Start Information supplied

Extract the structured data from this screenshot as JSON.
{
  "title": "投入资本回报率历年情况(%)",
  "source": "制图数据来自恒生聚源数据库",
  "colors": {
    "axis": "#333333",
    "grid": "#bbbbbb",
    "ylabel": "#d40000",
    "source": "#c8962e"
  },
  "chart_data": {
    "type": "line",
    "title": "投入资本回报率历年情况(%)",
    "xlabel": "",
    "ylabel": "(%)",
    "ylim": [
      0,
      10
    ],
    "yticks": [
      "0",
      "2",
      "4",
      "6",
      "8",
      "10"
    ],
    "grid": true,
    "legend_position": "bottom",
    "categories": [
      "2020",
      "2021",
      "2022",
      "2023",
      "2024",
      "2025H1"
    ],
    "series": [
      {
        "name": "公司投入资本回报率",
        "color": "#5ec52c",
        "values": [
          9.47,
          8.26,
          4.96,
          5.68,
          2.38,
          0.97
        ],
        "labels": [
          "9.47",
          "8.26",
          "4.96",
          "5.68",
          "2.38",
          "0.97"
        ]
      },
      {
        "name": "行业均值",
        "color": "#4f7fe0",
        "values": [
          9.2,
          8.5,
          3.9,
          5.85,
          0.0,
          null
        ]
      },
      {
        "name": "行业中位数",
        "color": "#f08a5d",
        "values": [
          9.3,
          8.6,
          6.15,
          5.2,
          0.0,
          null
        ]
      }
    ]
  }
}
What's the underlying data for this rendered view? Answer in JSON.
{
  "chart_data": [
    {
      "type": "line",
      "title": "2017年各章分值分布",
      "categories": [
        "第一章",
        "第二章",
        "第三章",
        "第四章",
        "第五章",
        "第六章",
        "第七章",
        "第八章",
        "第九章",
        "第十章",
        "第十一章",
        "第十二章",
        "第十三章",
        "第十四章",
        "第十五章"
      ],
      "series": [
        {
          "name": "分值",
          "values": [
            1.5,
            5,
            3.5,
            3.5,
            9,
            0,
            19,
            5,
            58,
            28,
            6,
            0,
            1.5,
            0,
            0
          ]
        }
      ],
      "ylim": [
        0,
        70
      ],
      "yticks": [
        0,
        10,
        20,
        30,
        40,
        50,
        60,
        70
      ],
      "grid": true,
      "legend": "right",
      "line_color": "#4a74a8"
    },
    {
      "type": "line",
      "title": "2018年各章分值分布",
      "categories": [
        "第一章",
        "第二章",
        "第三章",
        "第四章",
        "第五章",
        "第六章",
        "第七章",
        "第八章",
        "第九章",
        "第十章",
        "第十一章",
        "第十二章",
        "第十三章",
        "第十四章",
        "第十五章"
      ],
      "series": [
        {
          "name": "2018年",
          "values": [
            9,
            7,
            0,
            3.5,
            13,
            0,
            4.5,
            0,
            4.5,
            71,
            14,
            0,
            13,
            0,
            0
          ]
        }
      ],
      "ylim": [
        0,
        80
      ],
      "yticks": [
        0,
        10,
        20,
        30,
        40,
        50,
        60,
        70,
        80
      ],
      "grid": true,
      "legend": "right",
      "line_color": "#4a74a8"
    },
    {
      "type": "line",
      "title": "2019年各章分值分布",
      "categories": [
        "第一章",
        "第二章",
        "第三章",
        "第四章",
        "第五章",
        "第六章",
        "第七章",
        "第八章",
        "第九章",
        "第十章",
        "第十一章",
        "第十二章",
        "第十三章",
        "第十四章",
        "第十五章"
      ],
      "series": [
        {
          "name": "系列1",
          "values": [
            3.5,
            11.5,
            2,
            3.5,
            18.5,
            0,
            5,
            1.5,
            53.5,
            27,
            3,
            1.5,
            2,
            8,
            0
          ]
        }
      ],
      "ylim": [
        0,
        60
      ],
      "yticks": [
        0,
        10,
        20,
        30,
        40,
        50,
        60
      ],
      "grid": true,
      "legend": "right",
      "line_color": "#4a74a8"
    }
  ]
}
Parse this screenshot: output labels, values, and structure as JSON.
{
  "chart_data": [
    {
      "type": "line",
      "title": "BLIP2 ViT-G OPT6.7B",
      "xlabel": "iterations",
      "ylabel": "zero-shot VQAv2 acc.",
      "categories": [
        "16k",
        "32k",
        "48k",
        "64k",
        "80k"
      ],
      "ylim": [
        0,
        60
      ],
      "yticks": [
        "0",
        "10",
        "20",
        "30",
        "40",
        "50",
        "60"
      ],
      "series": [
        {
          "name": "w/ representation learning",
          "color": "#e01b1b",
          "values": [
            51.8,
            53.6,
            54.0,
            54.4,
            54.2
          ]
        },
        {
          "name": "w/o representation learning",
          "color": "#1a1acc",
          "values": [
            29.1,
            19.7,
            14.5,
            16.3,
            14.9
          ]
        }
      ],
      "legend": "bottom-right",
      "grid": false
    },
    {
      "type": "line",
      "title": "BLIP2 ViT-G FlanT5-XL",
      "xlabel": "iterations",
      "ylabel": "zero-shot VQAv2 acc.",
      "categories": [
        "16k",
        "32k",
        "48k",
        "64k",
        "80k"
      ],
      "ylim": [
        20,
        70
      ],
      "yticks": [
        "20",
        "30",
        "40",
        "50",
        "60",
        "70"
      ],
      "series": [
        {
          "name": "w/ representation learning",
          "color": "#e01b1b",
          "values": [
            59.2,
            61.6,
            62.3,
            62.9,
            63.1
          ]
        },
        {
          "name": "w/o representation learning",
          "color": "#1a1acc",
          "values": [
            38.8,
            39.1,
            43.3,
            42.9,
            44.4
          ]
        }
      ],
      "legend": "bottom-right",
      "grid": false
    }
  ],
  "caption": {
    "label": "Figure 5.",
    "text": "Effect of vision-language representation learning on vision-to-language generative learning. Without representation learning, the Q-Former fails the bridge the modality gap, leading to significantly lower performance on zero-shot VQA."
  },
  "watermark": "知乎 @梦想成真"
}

End Information supplied

- Task description: Set down all of the records shown above once more, exactly.

- The output:
Extract the structured data from this screenshot as JSON.
{
  "title": "投入资本回报率历年情况(%)",
  "source": "制图数据来自恒生聚源数据库",
  "colors": {
    "axis": "#333333",
    "grid": "#bbbbbb",
    "ylabel": "#d40000",
    "source": "#c8962e"
  },
  "chart_data": {
    "type": "line",
    "title": "投入资本回报率历年情况(%)",
    "xlabel": "",
    "ylabel": "(%)",
    "ylim": [
      0,
      10
    ],
    "yticks": [
      "0",
      "2",
      "4",
      "6",
      "8",
      "10"
    ],
    "grid": true,
    "legend_position": "bottom",
    "categories": [
      "2020",
      "2021",
      "2022",
      "2023",
      "2024",
      "2025H1"
    ],
    "series": [
      {
        "name": "公司投入资本回报率",
        "color": "#5ec52c",
        "values": [
          9.47,
          8.26,
          4.96,
          5.68,
          2.38,
          0.97
        ],
        "labels": [
          "9.47",
          "8.26",
          "4.96",
          "5.68",
          "2.38",
          "0.97"
        ]
      },
      {
        "name": "行业均值",
        "color": "#4f7fe0",
        "values": [
          9.2,
          8.5,
          3.9,
          5.85,
          0.0,
          null
        ]
      },
      {
        "name": "行业中位数",
        "color": "#f08a5d",
        "values": [
          9.3,
          8.6,
          6.15,
          5.2,
          0.0,
          null
        ]
      }
    ]
  }
}
What's the underlying data for this rendered view? Answer in JSON.
{
  "chart_data": [
    {
      "type": "line",
      "title": "2017年各章分值分布",
      "categories": [
        "第一章",
        "第二章",
        "第三章",
        "第四章",
        "第五章",
        "第六章",
        "第七章",
        "第八章",
        "第九章",
        "第十章",
        "第十一章",
        "第十二章",
        "第十三章",
        "第十四章",
        "第十五章"
      ],
      "series": [
        {
          "name": "分值",
          "values": [
            1.5,
            5,
            3.5,
            3.5,
            9,
            0,
            19,
            5,
            58,
            28,
            6,
            0,
            1.5,
            0,
            0
          ]
        }
      ],
      "ylim": [
        0,
        70
      ],
      "yticks": [
        0,
        10,
        20,
        30,
        40,
        50,
        60,
        70
      ],
      "grid": true,
      "legend": "right",
      "line_color": "#4a74a8"
    },
    {
      "type": "line",
      "title": "2018年各章分值分布",
      "categories": [
        "第一章",
        "第二章",
        "第三章",
        "第四章",
        "第五章",
        "第六章",
        "第七章",
        "第八章",
        "第九章",
        "第十章",
        "第十一章",
        "第十二章",
        "第十三章",
        "第十四章",
        "第十五章"
      ],
      "series": [
        {
          "name": "2018年",
          "values": [
            9,
            7,
            0,
            3.5,
            13,
            0,
            4.5,
            0,
            4.5,
            71,
            14,
            0,
            13,
            0,
            0
          ]
        }
      ],
      "ylim": [
        0,
        80
      ],
      "yticks": [
        0,
        10,
        20,
        30,
        40,
        50,
        60,
        70,
        80
      ],
      "grid": true,
      "legend": "right",
      "line_color": "#4a74a8"
    },
    {
      "type": "line",
      "title": "2019年各章分值分布",
      "categories": [
        "第一章",
        "第二章",
        "第三章",
        "第四章",
        "第五章",
        "第六章",
        "第七章",
        "第八章",
        "第九章",
        "第十章",
        "第十一章",
        "第十二章",
        "第十三章",
        "第十四章",
        "第十五章"
      ],
      "series": [
        {
          "name": "系列1",
          "values": [
            3.5,
            11.5,
            2,
            3.5,
            18.5,
            0,
            5,
            1.5,
            53.5,
            27,
            3,
            1.5,
            2,
            8,
            0
          ]
        }
      ],
      "ylim": [
        0,
        60
      ],
      "yticks": [
        0,
        10,
        20,
        30,
        40,
        50,
        60
      ],
      "grid": true,
      "legend": "right",
      "line_color": "#4a74a8"
    }
  ]
}
Parse this screenshot: output labels, values, and structure as JSON.
{
  "chart_data": [
    {
      "type": "line",
      "title": "BLIP2 ViT-G OPT6.7B",
      "xlabel": "iterations",
      "ylabel": "zero-shot VQAv2 acc.",
      "categories": [
        "16k",
        "32k",
        "48k",
        "64k",
        "80k"
      ],
      "ylim": [
        0,
        60
      ],
      "yticks": [
        "0",
        "10",
        "20",
        "30",
        "40",
        "50",
        "60"
      ],
      "series": [
        {
          "name": "w/ representation learning",
          "color": "#e01b1b",
          "values": [
            51.8,
            53.6,
            54.0,
            54.4,
            54.2
          ]
        },
        {
          "name": "w/o representation learning",
          "color": "#1a1acc",
          "values": [
            29.1,
            19.7,
            14.5,
            16.3,
            14.9
          ]
        }
      ],
      "legend": "bottom-right",
      "grid": false
    },
    {
      "type": "line",
      "title": "BLIP2 ViT-G FlanT5-XL",
      "xlabel": "iterations",
      "ylabel": "zero-shot VQAv2 acc.",
      "categories": [
        "16k",
        "32k",
        "48k",
        "64k",
        "80k"
      ],
      "ylim": [
        20,
        70
      ],
      "yticks": [
        "20",
        "30",
        "40",
        "50",
        "60",
        "70"
      ],
      "series": [
        {
          "name": "w/ representation learning",
          "color": "#e01b1b",
          "values": [
            59.2,
            61.6,
            62.3,
            62.9,
            63.1
          ]
        },
        {
          "name": "w/o representation learning",
          "color": "#1a1acc",
          "values": [
            38.8,
            39.1,
            43.3,
            42.9,
            44.4
          ]
        }
      ],
      "legend": "bottom-right",
      "grid": false
    }
  ],
  "caption": {
    "label": "Figure 5.",
    "text": "Effect of vision-language representation learning on vision-to-language generative learning. Without representation learning, the Q-Former fails the bridge the modality gap, leading to significantly lower performance on zero-shot VQA."
  },
  "watermark": "知乎 @梦想成真"
}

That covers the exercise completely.